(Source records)
────────────────

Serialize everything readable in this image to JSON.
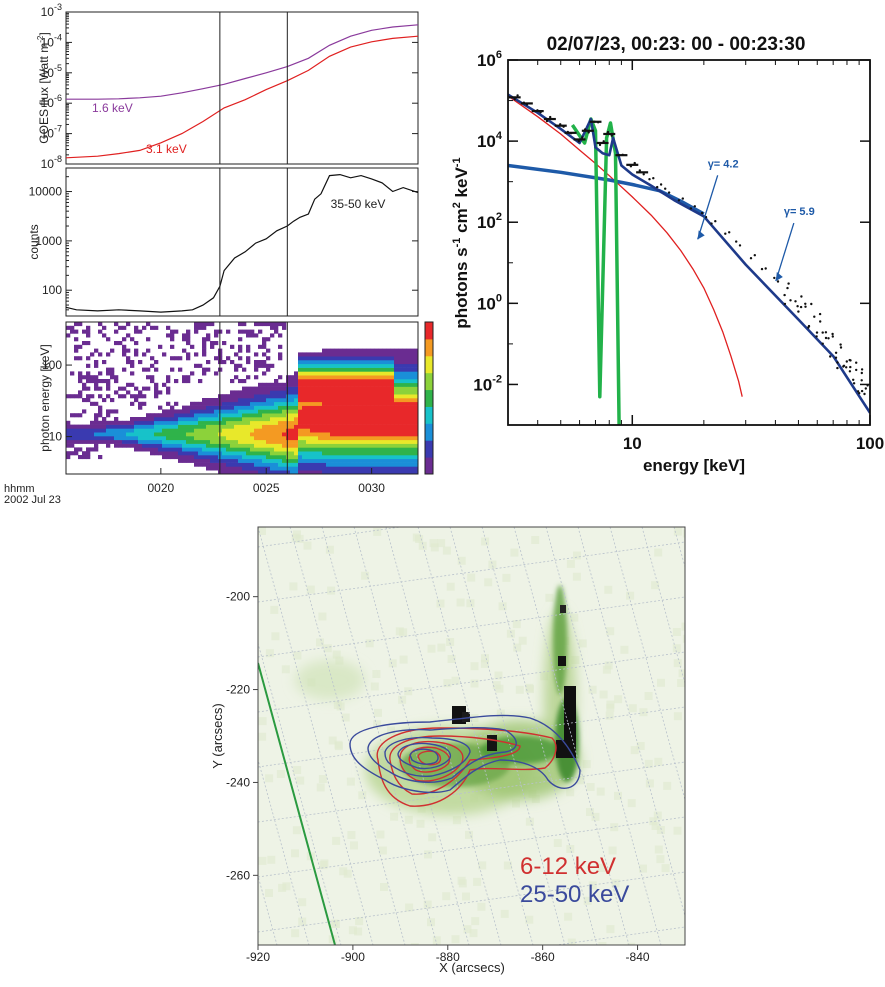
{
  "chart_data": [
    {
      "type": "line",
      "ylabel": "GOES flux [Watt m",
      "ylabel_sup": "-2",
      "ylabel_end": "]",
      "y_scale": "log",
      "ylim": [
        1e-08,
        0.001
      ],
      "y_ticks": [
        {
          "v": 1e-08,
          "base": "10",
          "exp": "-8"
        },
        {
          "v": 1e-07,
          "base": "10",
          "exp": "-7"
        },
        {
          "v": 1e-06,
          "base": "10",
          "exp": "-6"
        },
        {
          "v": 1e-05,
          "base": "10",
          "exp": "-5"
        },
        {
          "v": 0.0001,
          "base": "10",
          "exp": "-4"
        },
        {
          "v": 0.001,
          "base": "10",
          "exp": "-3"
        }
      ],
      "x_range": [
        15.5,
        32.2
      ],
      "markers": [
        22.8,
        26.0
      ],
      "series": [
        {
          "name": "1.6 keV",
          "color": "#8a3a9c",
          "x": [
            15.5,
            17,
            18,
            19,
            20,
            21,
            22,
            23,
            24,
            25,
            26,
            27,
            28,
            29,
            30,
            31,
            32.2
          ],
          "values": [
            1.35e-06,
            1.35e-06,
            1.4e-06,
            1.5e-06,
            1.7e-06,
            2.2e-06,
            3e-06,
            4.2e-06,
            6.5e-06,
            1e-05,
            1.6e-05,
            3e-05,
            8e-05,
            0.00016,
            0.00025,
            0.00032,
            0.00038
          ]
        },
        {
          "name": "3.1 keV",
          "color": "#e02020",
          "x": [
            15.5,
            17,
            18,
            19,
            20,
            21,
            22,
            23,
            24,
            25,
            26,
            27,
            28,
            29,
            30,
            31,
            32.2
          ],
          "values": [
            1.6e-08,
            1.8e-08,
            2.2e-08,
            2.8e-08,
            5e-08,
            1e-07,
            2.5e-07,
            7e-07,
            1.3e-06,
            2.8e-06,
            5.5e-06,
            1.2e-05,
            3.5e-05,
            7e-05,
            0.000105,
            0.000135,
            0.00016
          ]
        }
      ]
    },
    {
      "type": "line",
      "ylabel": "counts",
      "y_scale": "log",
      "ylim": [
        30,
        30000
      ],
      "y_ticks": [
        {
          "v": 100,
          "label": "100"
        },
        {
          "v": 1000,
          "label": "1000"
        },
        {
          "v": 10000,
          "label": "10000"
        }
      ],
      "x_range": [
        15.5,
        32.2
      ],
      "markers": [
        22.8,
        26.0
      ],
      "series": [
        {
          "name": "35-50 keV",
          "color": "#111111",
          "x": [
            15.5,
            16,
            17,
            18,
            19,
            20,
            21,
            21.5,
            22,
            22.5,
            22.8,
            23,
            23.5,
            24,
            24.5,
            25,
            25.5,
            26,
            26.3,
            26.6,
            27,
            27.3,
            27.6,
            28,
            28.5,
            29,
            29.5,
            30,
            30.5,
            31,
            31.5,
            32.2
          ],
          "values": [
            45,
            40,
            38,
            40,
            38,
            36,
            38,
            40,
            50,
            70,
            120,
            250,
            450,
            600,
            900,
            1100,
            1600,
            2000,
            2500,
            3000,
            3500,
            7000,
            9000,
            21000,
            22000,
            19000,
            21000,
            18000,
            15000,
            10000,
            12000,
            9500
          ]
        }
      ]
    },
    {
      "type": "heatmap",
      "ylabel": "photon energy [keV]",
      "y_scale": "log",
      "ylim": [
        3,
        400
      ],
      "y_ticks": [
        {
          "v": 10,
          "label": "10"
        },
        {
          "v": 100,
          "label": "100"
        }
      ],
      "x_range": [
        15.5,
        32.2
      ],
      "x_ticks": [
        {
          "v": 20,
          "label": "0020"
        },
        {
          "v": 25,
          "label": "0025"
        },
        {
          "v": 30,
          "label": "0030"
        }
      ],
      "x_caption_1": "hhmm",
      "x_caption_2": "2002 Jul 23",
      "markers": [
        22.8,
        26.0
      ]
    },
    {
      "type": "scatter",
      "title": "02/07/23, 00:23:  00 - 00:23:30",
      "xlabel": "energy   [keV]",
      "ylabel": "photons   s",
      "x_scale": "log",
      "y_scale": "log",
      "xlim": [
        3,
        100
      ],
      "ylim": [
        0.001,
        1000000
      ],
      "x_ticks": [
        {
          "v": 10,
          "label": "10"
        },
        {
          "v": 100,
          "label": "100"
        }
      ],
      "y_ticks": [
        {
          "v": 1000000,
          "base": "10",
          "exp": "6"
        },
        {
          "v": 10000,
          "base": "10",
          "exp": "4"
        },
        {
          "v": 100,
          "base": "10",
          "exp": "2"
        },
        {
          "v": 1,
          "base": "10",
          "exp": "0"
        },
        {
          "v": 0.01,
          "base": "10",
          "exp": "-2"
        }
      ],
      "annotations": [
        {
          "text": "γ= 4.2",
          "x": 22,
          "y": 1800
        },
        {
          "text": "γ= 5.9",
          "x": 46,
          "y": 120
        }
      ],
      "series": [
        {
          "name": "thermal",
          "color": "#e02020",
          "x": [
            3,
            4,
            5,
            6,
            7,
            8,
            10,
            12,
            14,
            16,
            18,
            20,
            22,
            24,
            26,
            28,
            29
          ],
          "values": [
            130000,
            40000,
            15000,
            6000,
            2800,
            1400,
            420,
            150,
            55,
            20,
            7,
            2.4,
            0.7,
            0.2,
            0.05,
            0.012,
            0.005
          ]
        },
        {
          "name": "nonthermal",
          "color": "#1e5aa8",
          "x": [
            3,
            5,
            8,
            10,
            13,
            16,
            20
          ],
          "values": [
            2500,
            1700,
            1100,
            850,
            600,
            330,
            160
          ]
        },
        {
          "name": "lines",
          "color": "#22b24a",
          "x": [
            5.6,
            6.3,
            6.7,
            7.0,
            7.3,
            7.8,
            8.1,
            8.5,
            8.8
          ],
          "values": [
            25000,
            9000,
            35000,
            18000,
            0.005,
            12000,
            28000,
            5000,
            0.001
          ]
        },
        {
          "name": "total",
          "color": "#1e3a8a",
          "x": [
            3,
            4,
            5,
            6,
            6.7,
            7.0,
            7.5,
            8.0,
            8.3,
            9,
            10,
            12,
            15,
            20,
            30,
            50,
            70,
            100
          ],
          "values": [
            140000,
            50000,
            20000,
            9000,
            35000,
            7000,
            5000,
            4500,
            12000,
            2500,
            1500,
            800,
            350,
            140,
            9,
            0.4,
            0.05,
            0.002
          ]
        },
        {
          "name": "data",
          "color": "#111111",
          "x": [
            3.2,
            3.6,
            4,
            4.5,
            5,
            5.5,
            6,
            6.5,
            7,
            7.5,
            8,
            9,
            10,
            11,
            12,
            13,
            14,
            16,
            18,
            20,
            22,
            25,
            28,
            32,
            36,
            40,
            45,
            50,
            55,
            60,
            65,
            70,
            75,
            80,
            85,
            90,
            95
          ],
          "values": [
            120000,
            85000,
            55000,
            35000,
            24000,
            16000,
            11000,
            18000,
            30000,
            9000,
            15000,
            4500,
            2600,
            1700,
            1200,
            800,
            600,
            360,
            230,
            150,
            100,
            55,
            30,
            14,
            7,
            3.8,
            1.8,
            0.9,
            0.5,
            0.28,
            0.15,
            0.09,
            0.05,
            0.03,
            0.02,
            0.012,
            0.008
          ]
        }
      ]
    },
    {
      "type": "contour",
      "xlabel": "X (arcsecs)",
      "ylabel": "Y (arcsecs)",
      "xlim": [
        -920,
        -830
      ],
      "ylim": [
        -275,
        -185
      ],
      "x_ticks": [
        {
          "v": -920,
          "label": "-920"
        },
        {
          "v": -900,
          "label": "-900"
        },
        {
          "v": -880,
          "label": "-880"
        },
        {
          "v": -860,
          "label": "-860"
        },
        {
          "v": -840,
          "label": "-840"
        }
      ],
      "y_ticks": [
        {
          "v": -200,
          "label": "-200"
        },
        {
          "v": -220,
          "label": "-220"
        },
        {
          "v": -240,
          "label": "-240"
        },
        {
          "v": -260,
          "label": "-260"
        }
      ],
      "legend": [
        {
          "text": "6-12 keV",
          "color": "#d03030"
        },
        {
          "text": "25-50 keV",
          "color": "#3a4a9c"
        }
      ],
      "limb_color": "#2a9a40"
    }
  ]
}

────────────────

◆ **Requirements**
Using the listing, collect all lines in which the string "type" is found.

◆ **Exercise result**
      "type": "line",
      "type": "line",
      "type": "heatmap",
      "type": "scatter",
      "type": "contour",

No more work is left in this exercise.